____ Available records

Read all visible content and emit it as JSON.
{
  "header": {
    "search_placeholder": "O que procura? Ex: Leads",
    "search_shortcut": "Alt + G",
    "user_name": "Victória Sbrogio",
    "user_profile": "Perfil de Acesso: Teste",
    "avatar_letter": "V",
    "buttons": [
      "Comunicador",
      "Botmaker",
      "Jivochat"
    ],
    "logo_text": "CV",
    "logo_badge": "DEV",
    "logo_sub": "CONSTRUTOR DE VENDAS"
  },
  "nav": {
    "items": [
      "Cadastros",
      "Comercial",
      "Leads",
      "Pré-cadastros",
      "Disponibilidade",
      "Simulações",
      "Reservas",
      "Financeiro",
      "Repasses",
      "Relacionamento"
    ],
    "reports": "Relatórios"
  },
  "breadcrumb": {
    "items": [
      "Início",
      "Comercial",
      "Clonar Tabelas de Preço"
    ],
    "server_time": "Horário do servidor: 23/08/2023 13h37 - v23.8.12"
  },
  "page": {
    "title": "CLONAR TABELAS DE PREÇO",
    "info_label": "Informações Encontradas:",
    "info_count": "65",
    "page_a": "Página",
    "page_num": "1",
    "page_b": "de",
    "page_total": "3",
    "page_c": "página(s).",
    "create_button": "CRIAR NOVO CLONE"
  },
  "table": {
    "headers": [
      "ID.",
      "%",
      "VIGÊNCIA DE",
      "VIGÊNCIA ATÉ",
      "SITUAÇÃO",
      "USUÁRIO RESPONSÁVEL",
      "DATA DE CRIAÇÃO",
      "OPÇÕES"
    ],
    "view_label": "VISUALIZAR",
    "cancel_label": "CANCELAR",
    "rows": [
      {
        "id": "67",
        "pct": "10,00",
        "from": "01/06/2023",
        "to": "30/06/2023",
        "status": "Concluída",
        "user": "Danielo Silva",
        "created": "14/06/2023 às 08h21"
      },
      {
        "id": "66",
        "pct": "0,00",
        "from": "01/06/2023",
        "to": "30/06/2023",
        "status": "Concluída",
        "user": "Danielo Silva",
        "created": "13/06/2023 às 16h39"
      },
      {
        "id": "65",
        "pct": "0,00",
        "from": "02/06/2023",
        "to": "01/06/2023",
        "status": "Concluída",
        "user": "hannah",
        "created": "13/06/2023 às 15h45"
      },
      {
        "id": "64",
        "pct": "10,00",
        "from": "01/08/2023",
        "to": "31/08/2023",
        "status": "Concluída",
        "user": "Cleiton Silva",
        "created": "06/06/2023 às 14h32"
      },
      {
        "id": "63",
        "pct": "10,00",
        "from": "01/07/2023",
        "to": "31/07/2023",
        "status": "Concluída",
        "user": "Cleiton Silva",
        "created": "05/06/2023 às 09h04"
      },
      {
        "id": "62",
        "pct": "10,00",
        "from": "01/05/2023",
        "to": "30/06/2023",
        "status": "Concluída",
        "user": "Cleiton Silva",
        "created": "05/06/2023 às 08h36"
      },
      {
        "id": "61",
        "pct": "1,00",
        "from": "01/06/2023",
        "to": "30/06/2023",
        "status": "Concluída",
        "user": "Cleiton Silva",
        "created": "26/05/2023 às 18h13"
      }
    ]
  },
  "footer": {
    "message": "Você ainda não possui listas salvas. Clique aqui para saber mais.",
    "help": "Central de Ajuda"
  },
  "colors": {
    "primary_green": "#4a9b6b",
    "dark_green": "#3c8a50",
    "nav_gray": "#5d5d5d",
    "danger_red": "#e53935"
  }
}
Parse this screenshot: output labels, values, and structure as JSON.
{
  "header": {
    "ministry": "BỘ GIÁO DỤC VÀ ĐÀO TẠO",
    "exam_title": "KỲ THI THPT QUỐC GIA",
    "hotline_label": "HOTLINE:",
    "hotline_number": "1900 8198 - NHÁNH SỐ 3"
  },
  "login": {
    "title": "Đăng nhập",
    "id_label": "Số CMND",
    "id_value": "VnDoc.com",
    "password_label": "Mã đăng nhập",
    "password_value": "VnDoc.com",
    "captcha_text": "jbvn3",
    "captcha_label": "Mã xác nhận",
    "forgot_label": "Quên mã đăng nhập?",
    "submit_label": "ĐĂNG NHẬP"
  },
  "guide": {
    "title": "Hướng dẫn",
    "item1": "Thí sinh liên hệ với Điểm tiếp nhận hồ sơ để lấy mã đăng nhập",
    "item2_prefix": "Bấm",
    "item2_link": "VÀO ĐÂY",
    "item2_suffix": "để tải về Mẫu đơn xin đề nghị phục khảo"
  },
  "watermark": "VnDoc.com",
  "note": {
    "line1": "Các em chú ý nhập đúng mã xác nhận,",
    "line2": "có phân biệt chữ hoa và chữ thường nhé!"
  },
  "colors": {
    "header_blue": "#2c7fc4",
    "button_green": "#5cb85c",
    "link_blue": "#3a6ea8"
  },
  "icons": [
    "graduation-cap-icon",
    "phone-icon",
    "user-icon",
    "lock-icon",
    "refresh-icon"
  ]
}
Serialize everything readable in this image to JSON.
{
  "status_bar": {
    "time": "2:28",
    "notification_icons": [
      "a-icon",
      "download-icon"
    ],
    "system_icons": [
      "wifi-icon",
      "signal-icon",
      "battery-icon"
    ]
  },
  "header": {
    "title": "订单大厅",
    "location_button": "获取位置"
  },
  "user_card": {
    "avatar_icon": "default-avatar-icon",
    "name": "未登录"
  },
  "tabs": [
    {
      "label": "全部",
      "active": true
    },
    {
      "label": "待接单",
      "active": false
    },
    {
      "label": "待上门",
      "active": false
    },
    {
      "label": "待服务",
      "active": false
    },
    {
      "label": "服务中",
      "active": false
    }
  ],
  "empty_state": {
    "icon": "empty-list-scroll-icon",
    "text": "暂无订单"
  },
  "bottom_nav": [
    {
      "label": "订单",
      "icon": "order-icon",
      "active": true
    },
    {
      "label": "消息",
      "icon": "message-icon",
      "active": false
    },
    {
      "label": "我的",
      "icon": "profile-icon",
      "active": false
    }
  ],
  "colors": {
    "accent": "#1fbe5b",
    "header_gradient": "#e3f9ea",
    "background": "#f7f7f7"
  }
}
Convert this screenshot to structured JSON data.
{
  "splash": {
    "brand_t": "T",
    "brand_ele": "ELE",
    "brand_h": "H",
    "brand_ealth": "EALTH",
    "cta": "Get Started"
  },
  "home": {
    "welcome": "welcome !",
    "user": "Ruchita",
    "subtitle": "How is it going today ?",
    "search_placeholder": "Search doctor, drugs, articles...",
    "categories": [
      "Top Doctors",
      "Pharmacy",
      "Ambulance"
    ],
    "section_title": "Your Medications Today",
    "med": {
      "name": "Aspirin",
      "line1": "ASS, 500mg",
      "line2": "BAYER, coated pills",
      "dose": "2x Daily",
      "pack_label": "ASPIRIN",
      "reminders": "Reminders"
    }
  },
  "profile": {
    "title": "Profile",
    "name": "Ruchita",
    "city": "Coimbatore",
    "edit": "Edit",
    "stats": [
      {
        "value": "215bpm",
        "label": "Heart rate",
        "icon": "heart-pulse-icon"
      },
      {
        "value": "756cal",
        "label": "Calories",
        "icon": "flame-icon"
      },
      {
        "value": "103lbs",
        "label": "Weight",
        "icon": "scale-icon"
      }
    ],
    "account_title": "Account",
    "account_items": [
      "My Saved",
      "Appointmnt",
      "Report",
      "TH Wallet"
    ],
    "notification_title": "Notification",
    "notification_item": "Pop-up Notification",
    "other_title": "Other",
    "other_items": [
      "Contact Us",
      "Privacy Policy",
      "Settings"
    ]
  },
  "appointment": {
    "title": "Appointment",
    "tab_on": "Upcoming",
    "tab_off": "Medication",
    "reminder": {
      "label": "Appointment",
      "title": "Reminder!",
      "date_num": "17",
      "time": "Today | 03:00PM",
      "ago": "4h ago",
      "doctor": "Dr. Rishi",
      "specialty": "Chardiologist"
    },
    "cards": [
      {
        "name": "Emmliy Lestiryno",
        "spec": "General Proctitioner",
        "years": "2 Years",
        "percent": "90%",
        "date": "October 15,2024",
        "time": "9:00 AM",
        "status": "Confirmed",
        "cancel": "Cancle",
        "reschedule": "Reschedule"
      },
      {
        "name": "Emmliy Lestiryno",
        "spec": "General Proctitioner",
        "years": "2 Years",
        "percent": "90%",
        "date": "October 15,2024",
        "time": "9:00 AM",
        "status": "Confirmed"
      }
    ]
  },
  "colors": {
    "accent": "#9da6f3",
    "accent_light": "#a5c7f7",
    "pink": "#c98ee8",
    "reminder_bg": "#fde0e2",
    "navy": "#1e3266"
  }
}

________

What you have to do:
Count the lines that hold the string "nhận" and state that number alone.

Reply:
3